From the listing below, return each line that includes "پرکاربرد".

══ Records for processing ══

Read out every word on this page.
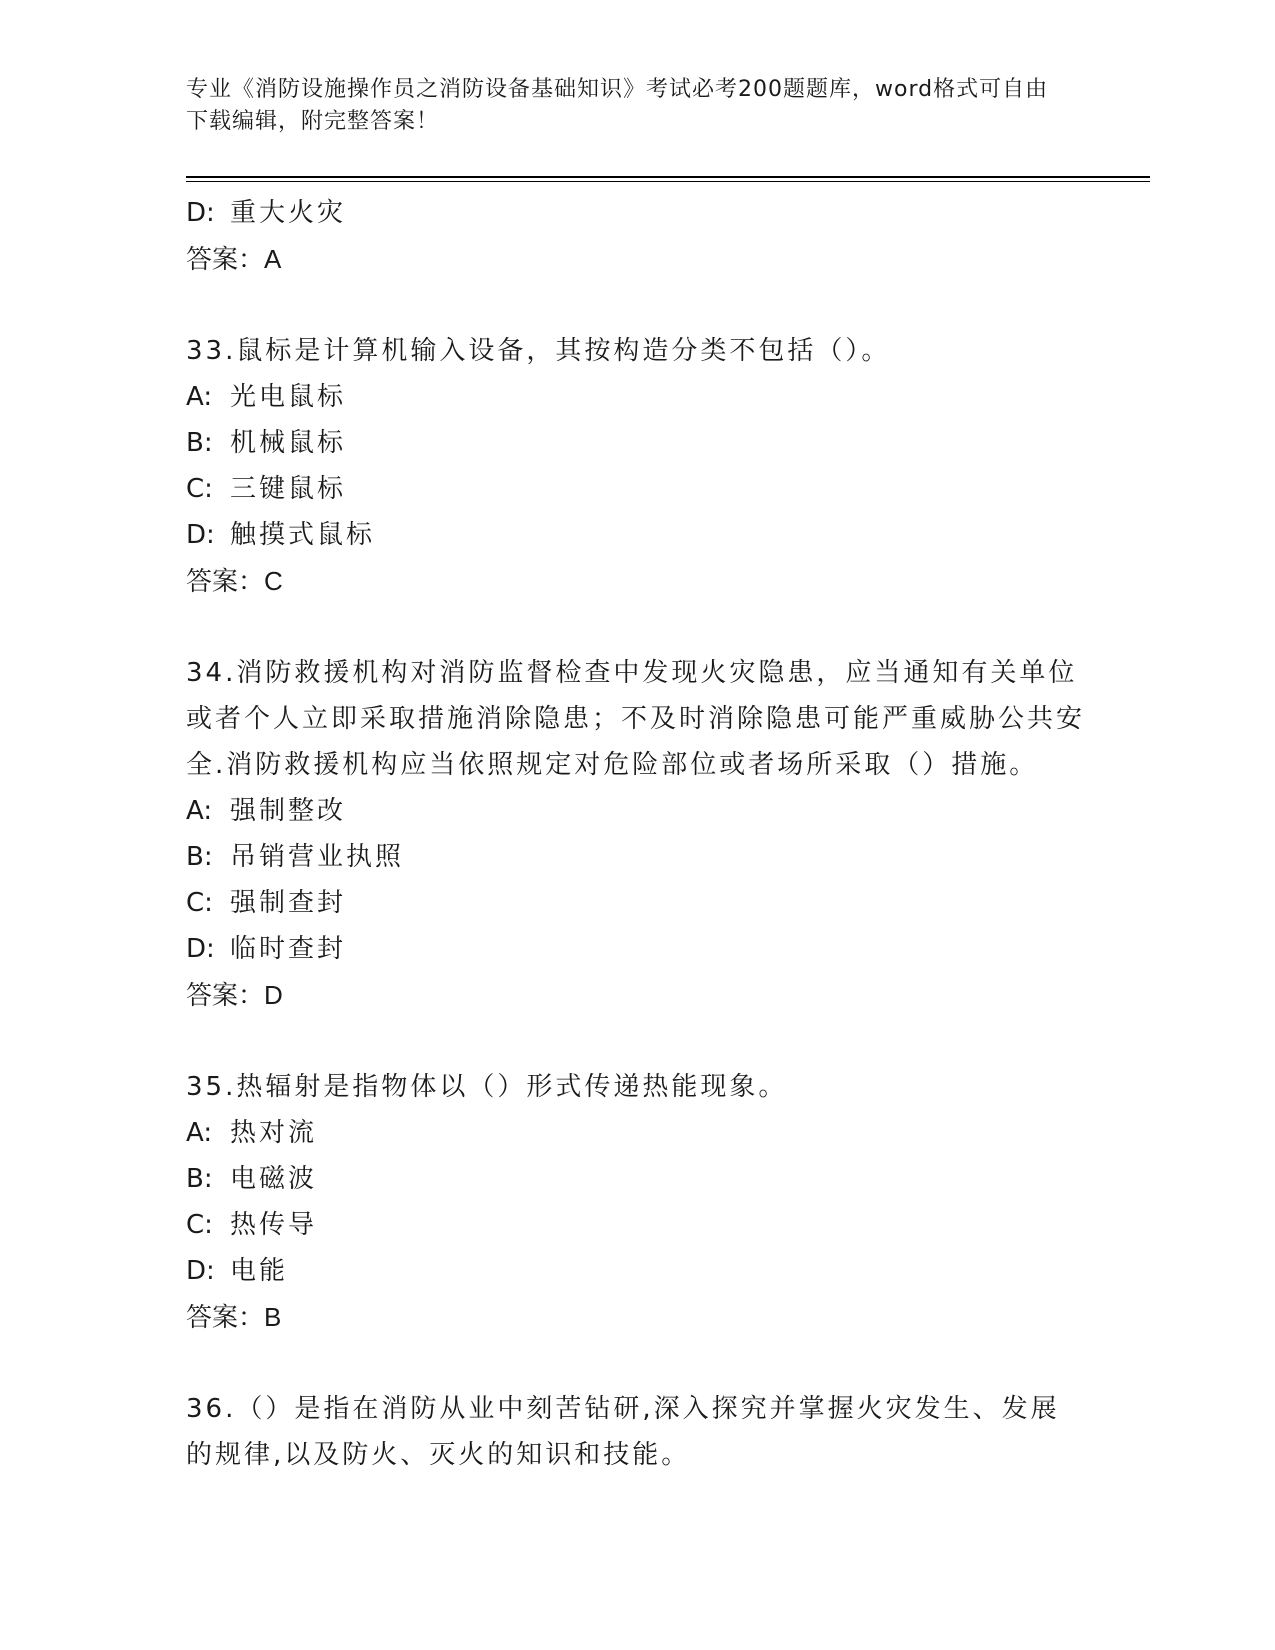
专业《消防设施操作员之消防设备基础知识》考试必考200题题库，word格式可自由下载编辑，附完整答案！
D: 重大火灾
答案：A
33.鼠标是计算机输入设备，其按构造分类不包括（）。
A: 光电鼠标
B: 机械鼠标
C: 三键鼠标
D: 触摸式鼠标
答案：C
34.消防救援机构对消防监督检查中发现火灾隐患，应当通知有关单位或者个人立即采取措施消除隐患；不及时消除隐患可能严重威胁公共安全.消防救援机构应当依照规定对危险部位或者场所采取（）措施。
A: 强制整改
B: 吊销营业执照
C: 强制查封
D: 临时查封
答案：D
35.热辐射是指物体以（）形式传递热能现象。
A: 热对流
B: 电磁波
C: 热传导
D: 电能
答案：B
36.（）是指在消防从业中刻苦钻研,深入探究并掌握火灾发生、发展的规律,以及防火、灭火的知识和技能。
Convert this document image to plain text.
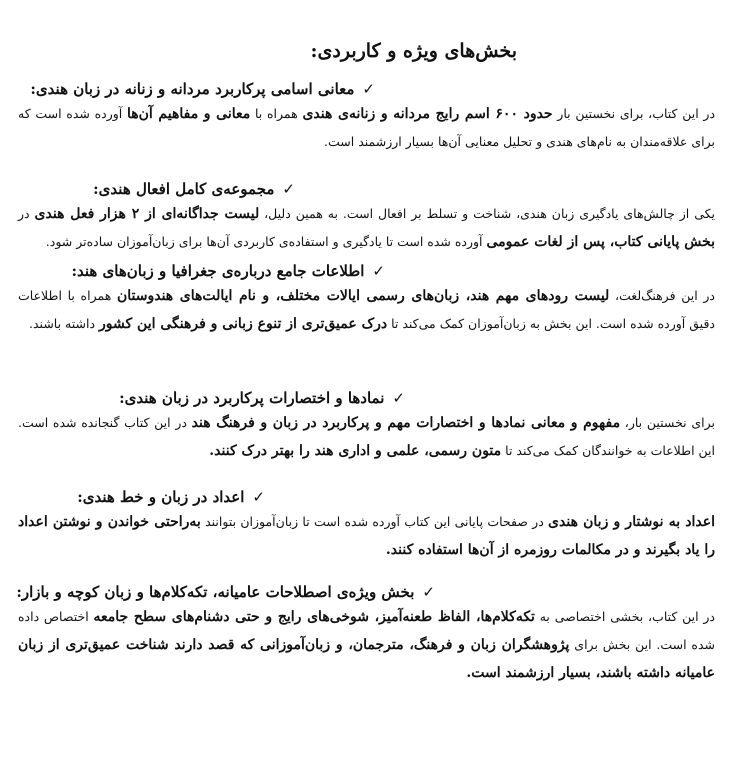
بخش‌های ویژه و کاربردی:
✓معانی اسامی پرکاربرد مردانه و زنانه در زبان هندی:

در این کتاب، برای نخستین بار حدود ۶۰۰ اسم رایج مردانه و زنانه‌ی هندی همراه با معانی و مفاهیم آن‌ها آورده شده است که برای علاقه‌مندان به نام‌های هندی و تحلیل معنایی آن‌ها بسیار ارزشمند است.

✓مجموعه‌ی کامل افعال هندی:

یکی از چالش‌های یادگیری زبان هندی، شناخت و تسلط بر افعال است. به همین دلیل، لیست جداگانه‌ای از ۲ هزار فعل هندی در بخش پایانی کتاب، پس از لغات عمومی آورده شده است تا یادگیری و استفاده‌ی کاربردی آن‌ها برای زبان‌آموزان ساده‌تر شود.

✓اطلاعات جامع درباره‌ی جغرافیا و زبان‌های هند:

در این فرهنگ‌لغت، لیست رودهای مهم هند، زبان‌های رسمی ایالات مختلف، و نام ایالت‌های هندوستان همراه با اطلاعات دقیق آورده شده است. این بخش به زبان‌آموزان کمک می‌کند تا درک عمیق‌تری از تنوع زبانی و فرهنگی این کشور داشته باشند.

✓نمادها و اختصارات پرکاربرد در زبان هندی:

برای نخستین بار، مفهوم و معانی نمادها و اختصارات مهم و پرکاربرد در زبان و فرهنگ هند در این کتاب گنجانده شده است. این اطلاعات به خوانندگان کمک می‌کند تا متون رسمی، علمی و اداری هند را بهتر درک کنند.

✓اعداد در زبان و خط هندی:

اعداد به نوشتار و زبان هندی در صفحات پایانی این کتاب آورده شده است تا زبان‌آموزان بتوانند به‌راحتی خواندن و نوشتن اعداد را یاد بگیرند و در مکالمات روزمره از آن‌ها استفاده کنند.

✓بخش ویژه‌ی اصطلاحات عامیانه، تکه‌کلام‌ها و زبان کوچه و بازار:

در این کتاب، بخشی اختصاصی به تکه‌کلام‌ها، الفاظ طعنه‌آمیز، شوخی‌های رایج و حتی دشنام‌های سطح جامعه اختصاص داده شده است. این بخش برای پژوهشگران زبان و فرهنگ، مترجمان، و زبان‌آموزانی که قصد دارند شناخت عمیق‌تری از زبان عامیانه داشته باشند، بسیار ارزشمند است.
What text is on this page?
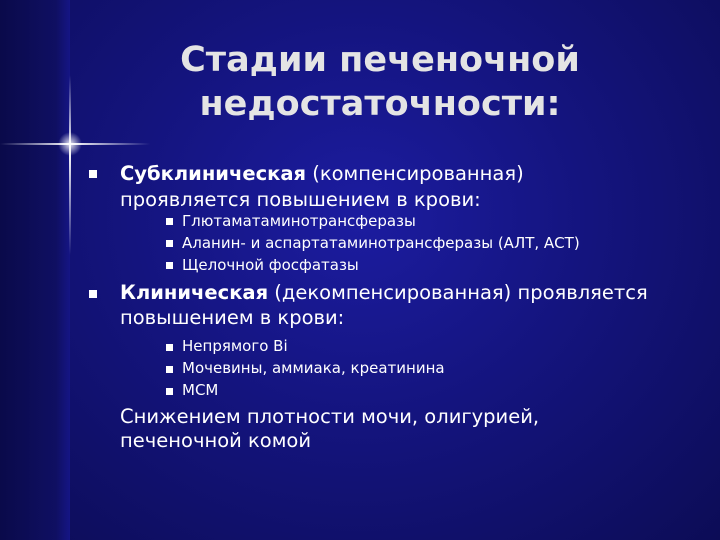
Стадии печеночной
недостаточности:
Субклиническая (компенсированная)
проявляется повышением в крови:
Глютаматаминотрансферазы
Аланин- и аспартатаминотрансферазы (АЛТ, АСТ)
Щелочной фосфатазы
Клиническая (декомпенсированная) проявляется
повышением в крови:
Непрямого Bi
Мочевины, аммиака, креатинина
МСМ
Снижением плотности мочи, олигурией,
печеночной комой
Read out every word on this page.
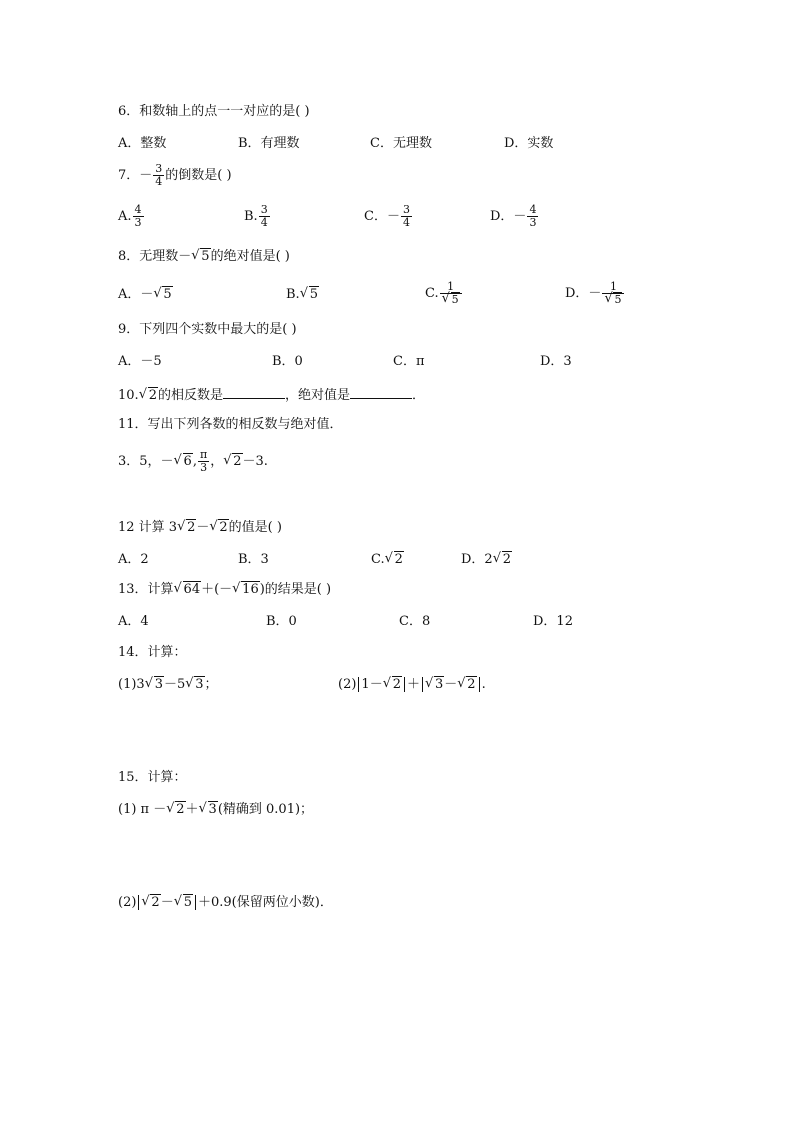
6．和数轴上的点一一对应的是( )
A．整数	B．有理数	C．无理数	D．实数
7．－ $\frac{3}{4}$ 的倒数是( )
A. $\frac{4}{3}$	B. $\frac{3}{4}$	C．－ $\frac{3}{4}$	D．－ $\frac{4}{3}$
8．无理数－ √ 5的绝对值是( )
A．－ √ 5	B. √ 5	C. 1
√ 5	D．－ 1
√ 5
9．下列四个实数中最大的是( )
A．－5	B．0	C．π	D．3
10. √ 2的相反数是	，绝对值是	．
11．写出下列各数的相反数与绝对值．
3．5，－ √ 6, $\frac{\pi}{3}$ ， √ 2－3.
12 计算 3 √ 2－ √ 2的值是( )
A．2	B．3	C. √ 2	D．2 √ 2
13．计算 √ 64＋(－ √ 16)的结果是( )
A．4	B．0	C．8	D．12
14．计算：
(1)3 √ 3－5 √ 3；	(2) 1－ √ 2 ＋ √ 3－ √ 2 .
15．计算：
(1) π － √ 2＋ √ 3(精确到 0.01)；
(2) √ 2－ √ 5 ＋0.9(保留两位小数)．
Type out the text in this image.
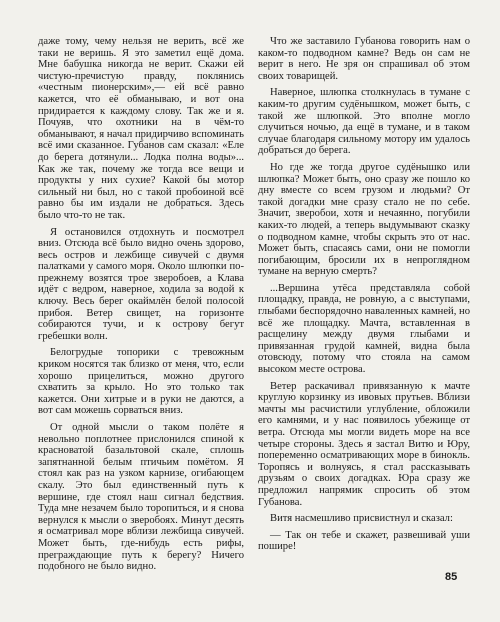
даже тому, чему нельзя не верить, всё же таки не веришь. Я это заметил ещё дома. Мне бабушка никогда не верит. Скажи ей чистую-пречистую правду, поклянись «честным пионерским»,— ей всё равно кажется, что её обманываю, и вот она придирается к каждому слову. Так же и я. Почуяв, что охотники на в чём-то обманывают, я начал придирчиво вспоминать всё ими сказанное. Губанов сам сказал: «Еле до берега дотянули... Лодка полна воды»... Как же так, почему же тогда все вещи и продукты у них сухие? Какой бы мотор сильный ни был, но с такой пробоиной всё равно бы им издали не добраться. Здесь было что-то не так.

Я остановился отдохнуть и посмотрел вниз. Отсюда всё было видно очень здорово, весь остров и лежбище сивучей с двумя палатками у самого моря. Около шлюпки по-прежнему возятся трое зверобоев, а Клава идёт с ведром, наверное, ходила за водой к ключу. Весь берег окаймлён белой полосой прибоя. Ветер свищет, на горизонте собираются тучи, и к острову бегут гребешки волн.

Белогрудые топорики с тревожным криком носятся так близко от меня, что, если хорошо прицелиться, можно другого схватить за крыло. Но это только так кажется. Они хитрые и в руки не даются, а вот сам можешь сорваться вниз.

От одной мысли о таком полёте я невольно поплотнее прислонился спиной к красноватой базальтовой скале, сплошь запятнанной белым птичьим помётом. Я стоял как раз на узком карнизе, огибающем скалу. Это был единственный путь к вершине, где стоял наш сигнал бедствия. Туда мне незачем было торопиться, и я снова вернулся к мысли о зверобоях. Минут десять я осматривал море вблизи лежбища сивучей. Может быть, где-нибудь есть рифы, преграждающие путь к берегу? Ничего подобного не было видно.

Что же заставило Губанова говорить нам о каком-то подводном камне? Ведь он сам не верит в него. Не зря он спрашивал об этом своих товарищей.

Наверное, шлюпка столкнулась в тумане с каким-то другим судёнышком, может быть, с такой же шлюпкой. Это вполне могло случиться ночью, да ещё в тумане, и в таком случае благодаря сильному мотору им удалось добраться до берега.

Но где же тогда другое судёнышко или шлюпка? Может быть, оно сразу же пошло ко дну вместе со всем грузом и людьми? От такой догадки мне сразу стало не по себе. Значит, зверобои, хотя и нечаянно, погубили каких-то людей, а теперь выдумывают сказку о подводном камне, чтобы скрыть это от нас. Может быть, спасаясь сами, они не помогли погибающим, бросили их в непроглядном тумане на верную смерть?

...Вершина утёса представляла собой площадку, правда, не ровную, а с выступами, глыбами беспорядочно наваленных камней, но всё же площадку. Мачта, вставленная в расщелину между двумя глыбами и привязанная грудой камней, видна была отовсюду, потому что стояла на самом высоком месте острова.

Ветер раскачивал привязанную к мачте круглую корзинку из ивовых прутьев. Вблизи мачты мы расчистили углубление, обложили его камнями, и у нас появилось убежище от ветра. Отсюда мы могли видеть море на все четыре стороны. Здесь я застал Витю и Юру, попеременно осматривающих море в бинокль. Торопясь и волнуясь, я стал рассказывать друзьям о своих догадках. Юра сразу же предложил напрямик спросить об этом Губанова.

Витя насмешливо присвистнул и сказал:

— Так он тебе и скажет, развешивай уши пошире!

85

═══

**Full response**
✓معانی اسامی پرکاربرد مردانه و زنانه در زبان هندی:
✓نمادها و اختصارات پرکاربرد در زبان هندی:
برای نخستین بار، مفهوم و معانی نمادها و اختصارات مهم و پرکاربرد در زبان و فرهنگ هند در این کتاب گنجانده شده است. این اطلاعات به خوانندگان کمک می‌کند تا متون رسمی، علمی و اداری هند را بهتر درک کنند.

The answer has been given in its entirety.